### PROBLEM DETAILS
From the entries below, please gather each line containing the string "length".

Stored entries
--

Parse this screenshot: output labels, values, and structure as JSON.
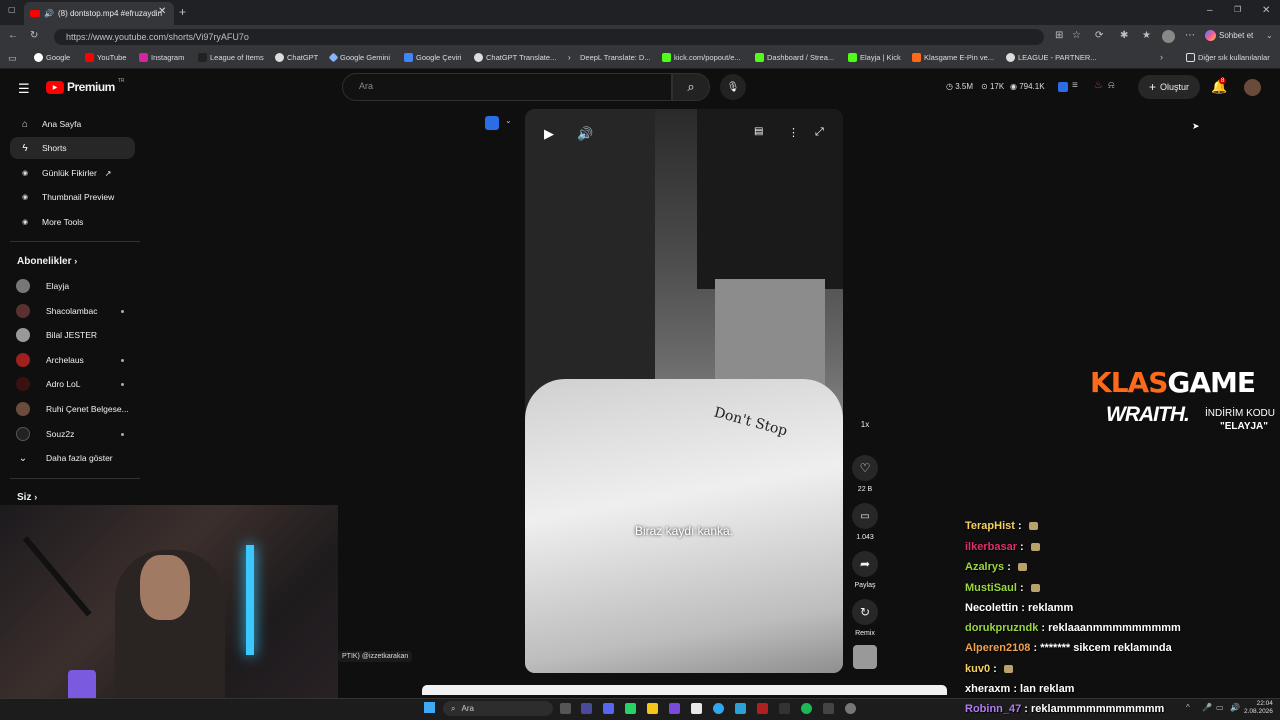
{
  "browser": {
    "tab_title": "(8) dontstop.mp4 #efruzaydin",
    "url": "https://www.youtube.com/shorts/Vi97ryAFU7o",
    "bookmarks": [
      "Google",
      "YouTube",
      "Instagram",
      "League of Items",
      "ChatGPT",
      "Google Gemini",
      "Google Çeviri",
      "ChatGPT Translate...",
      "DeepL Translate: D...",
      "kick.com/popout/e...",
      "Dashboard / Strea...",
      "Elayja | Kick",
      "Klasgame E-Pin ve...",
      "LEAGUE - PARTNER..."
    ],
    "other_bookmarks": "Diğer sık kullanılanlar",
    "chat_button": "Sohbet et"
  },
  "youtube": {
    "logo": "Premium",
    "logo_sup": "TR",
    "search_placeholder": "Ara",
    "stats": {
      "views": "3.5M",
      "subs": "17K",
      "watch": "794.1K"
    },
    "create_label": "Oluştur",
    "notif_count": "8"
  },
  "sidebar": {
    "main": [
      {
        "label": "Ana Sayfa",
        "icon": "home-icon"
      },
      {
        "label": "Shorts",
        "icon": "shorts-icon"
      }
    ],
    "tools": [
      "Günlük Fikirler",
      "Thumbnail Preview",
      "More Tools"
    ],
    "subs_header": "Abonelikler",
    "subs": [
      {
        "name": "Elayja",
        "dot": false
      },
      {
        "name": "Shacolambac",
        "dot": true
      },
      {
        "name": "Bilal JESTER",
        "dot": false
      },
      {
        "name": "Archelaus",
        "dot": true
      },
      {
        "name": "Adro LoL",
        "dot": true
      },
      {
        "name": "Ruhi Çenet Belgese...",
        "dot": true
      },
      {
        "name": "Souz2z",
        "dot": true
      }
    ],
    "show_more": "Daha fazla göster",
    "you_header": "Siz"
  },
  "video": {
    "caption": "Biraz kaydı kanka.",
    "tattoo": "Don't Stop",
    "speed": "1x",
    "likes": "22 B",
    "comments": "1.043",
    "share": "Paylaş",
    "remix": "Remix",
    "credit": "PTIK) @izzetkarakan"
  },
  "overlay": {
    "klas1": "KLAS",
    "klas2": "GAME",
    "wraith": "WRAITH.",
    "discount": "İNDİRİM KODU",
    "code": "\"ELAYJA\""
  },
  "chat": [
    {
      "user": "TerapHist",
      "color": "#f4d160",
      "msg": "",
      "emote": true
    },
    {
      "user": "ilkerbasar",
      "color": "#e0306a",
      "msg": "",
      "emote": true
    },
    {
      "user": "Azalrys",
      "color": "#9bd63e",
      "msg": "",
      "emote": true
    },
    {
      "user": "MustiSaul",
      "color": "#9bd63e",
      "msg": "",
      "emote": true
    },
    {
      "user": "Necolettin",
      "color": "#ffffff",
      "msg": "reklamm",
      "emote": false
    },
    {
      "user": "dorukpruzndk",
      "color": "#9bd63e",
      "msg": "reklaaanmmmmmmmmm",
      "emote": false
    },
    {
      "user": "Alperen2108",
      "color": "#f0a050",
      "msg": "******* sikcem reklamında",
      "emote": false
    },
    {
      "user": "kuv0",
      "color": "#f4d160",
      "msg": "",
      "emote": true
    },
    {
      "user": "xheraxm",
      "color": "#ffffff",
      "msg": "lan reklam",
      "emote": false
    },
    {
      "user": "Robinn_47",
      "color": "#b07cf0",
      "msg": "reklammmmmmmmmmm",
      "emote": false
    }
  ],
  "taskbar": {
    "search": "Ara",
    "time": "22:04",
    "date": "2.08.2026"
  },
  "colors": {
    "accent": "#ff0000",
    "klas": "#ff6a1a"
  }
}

--

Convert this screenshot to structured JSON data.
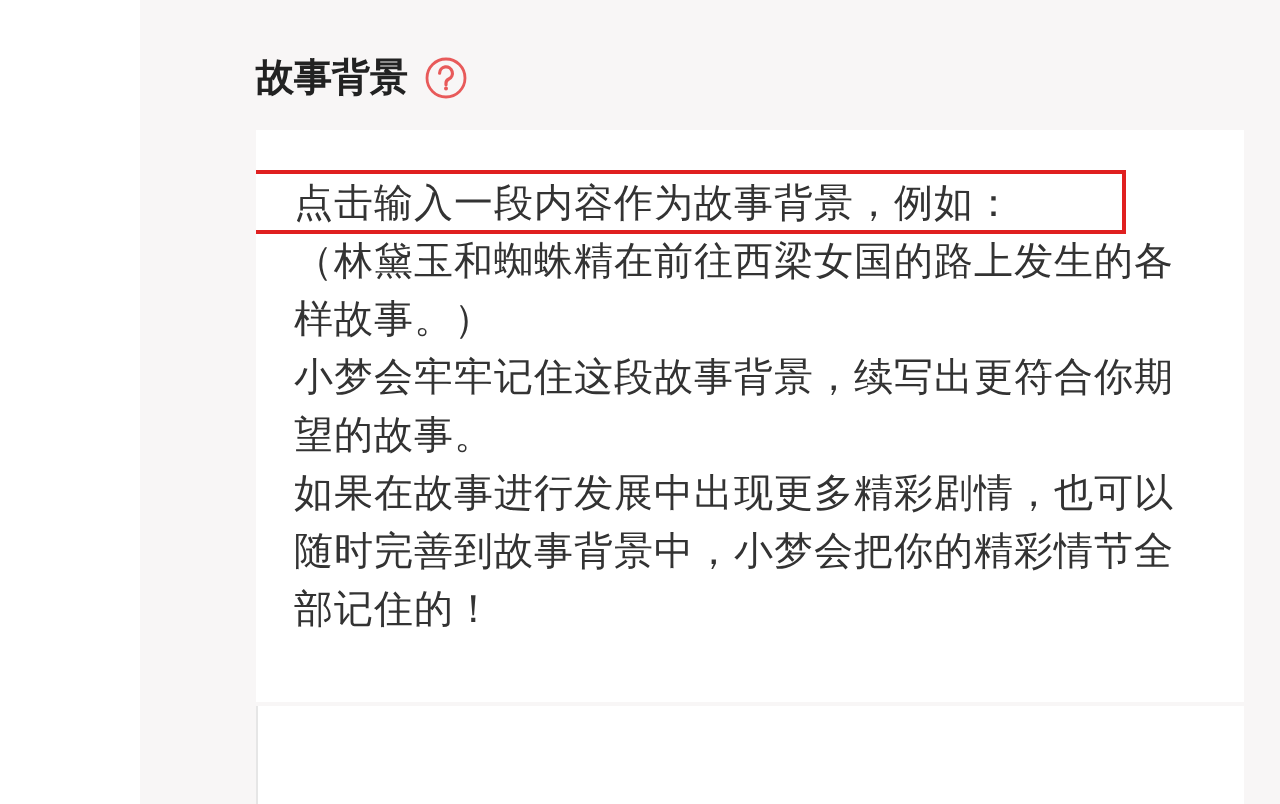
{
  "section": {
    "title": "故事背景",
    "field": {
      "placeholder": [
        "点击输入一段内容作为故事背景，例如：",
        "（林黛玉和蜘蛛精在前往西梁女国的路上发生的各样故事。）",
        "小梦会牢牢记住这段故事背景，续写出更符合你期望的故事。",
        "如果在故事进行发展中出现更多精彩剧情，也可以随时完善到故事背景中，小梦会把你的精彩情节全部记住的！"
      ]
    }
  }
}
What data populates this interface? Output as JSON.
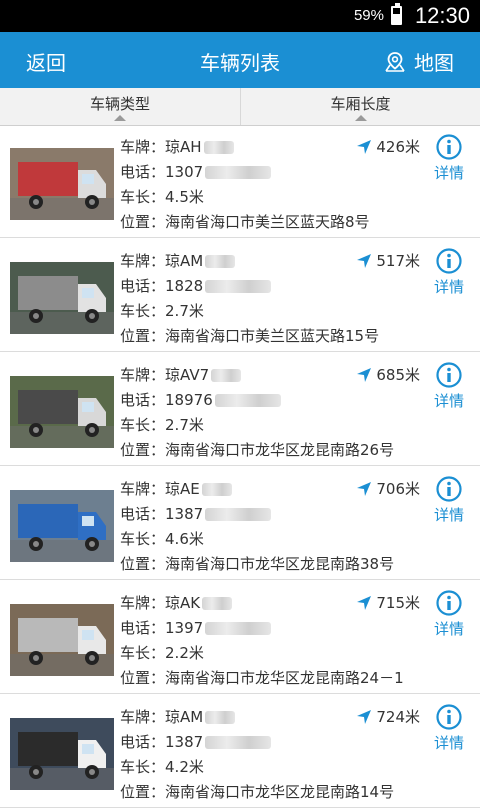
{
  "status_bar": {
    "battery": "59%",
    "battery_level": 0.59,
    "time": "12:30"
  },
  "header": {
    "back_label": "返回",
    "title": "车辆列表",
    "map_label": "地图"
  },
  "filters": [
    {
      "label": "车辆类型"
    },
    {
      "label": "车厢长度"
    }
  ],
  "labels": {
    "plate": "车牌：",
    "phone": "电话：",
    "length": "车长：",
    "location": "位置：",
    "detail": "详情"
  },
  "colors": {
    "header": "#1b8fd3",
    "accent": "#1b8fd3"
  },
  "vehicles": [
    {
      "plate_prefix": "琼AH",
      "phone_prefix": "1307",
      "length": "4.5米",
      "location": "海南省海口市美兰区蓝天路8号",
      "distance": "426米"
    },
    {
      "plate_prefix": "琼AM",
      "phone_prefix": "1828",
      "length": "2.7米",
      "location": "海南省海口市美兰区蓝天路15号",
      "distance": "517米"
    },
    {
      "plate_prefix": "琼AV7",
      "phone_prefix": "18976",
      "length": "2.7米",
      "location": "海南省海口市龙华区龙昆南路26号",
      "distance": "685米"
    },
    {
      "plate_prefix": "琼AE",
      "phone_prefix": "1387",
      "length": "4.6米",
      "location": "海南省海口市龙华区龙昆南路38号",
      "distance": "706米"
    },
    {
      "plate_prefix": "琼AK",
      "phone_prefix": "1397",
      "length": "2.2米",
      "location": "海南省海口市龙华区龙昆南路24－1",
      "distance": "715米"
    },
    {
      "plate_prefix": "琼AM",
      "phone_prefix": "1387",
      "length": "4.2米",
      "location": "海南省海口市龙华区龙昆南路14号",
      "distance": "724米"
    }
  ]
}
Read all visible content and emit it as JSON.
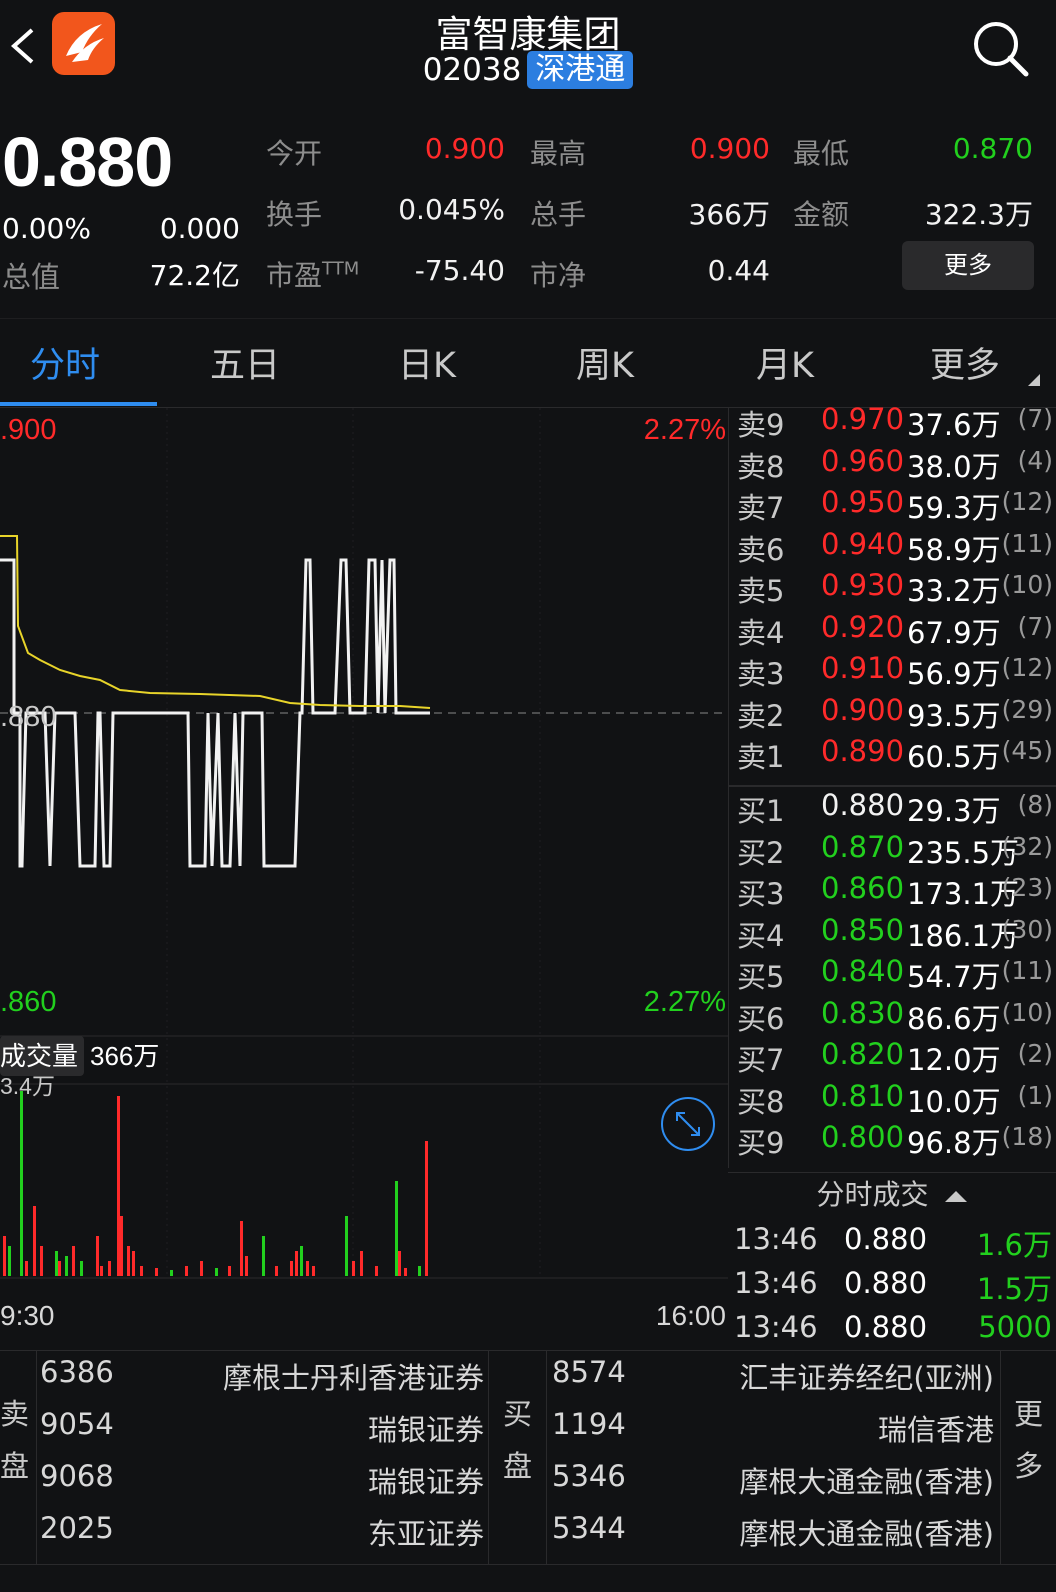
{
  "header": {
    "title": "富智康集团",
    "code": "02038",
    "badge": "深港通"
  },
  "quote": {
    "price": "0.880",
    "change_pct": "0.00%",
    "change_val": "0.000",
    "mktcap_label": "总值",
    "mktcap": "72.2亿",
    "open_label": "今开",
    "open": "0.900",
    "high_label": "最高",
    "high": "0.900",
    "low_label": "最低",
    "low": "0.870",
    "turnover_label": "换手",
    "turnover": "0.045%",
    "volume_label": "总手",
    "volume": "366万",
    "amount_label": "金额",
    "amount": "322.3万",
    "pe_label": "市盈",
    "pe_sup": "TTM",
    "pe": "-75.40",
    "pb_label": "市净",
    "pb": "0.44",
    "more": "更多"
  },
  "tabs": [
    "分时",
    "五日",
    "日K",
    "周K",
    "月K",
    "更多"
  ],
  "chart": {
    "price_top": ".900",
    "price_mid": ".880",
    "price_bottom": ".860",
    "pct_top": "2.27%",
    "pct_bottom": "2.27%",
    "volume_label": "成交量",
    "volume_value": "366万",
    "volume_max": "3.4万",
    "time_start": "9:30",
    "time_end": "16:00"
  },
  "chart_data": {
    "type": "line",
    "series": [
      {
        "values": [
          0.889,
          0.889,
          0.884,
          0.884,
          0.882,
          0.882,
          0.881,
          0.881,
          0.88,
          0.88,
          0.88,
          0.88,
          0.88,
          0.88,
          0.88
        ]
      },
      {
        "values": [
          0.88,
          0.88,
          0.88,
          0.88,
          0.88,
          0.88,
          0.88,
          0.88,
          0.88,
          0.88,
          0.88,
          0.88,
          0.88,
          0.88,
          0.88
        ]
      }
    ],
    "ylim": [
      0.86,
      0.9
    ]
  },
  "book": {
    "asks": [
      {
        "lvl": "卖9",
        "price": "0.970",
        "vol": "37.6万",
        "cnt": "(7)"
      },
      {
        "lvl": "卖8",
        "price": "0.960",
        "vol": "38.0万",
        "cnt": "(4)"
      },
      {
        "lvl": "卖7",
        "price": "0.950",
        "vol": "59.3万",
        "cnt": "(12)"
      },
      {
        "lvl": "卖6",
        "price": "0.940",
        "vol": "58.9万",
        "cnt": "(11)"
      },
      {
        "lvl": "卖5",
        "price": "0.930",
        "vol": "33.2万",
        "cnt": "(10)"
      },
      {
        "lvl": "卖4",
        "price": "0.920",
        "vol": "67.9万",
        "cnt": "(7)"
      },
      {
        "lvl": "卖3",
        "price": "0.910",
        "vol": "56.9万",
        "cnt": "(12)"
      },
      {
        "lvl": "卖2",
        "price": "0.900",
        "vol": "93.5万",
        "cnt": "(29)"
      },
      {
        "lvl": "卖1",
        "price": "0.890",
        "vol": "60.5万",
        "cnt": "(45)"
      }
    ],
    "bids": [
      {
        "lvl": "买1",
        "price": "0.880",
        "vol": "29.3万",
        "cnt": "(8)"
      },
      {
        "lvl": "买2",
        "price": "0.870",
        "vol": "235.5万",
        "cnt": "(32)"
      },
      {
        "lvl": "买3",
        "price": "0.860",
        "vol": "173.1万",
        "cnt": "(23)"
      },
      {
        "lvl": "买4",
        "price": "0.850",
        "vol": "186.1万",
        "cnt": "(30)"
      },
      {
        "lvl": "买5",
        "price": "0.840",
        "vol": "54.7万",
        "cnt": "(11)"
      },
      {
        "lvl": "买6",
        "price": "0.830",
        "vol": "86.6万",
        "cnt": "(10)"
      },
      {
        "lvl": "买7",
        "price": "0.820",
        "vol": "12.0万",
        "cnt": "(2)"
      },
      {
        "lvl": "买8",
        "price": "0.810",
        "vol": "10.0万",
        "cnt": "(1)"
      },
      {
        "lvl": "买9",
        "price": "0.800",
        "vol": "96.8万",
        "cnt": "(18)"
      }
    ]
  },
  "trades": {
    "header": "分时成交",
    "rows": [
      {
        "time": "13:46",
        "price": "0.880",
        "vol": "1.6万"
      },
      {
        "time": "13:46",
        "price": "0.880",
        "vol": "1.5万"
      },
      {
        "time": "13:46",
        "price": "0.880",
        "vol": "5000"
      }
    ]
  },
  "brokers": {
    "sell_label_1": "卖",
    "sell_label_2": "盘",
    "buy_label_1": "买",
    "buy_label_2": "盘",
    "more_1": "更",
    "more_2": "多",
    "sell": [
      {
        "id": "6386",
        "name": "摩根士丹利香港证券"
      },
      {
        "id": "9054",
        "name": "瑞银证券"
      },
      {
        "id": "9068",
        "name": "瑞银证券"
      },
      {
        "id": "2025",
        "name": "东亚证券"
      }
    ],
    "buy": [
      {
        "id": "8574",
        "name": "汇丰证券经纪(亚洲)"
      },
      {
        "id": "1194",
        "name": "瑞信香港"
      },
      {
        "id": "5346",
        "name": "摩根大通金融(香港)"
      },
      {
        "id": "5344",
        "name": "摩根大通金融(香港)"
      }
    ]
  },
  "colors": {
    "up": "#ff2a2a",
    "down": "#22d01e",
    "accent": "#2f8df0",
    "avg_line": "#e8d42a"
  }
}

--

### SOLUTION
    "length": "车长：",
      "length": "4.5米",
      "length": "2.7米",
      "length": "2.7米",
      "length": "4.6米",
      "length": "2.2米",
      "length": "4.2米",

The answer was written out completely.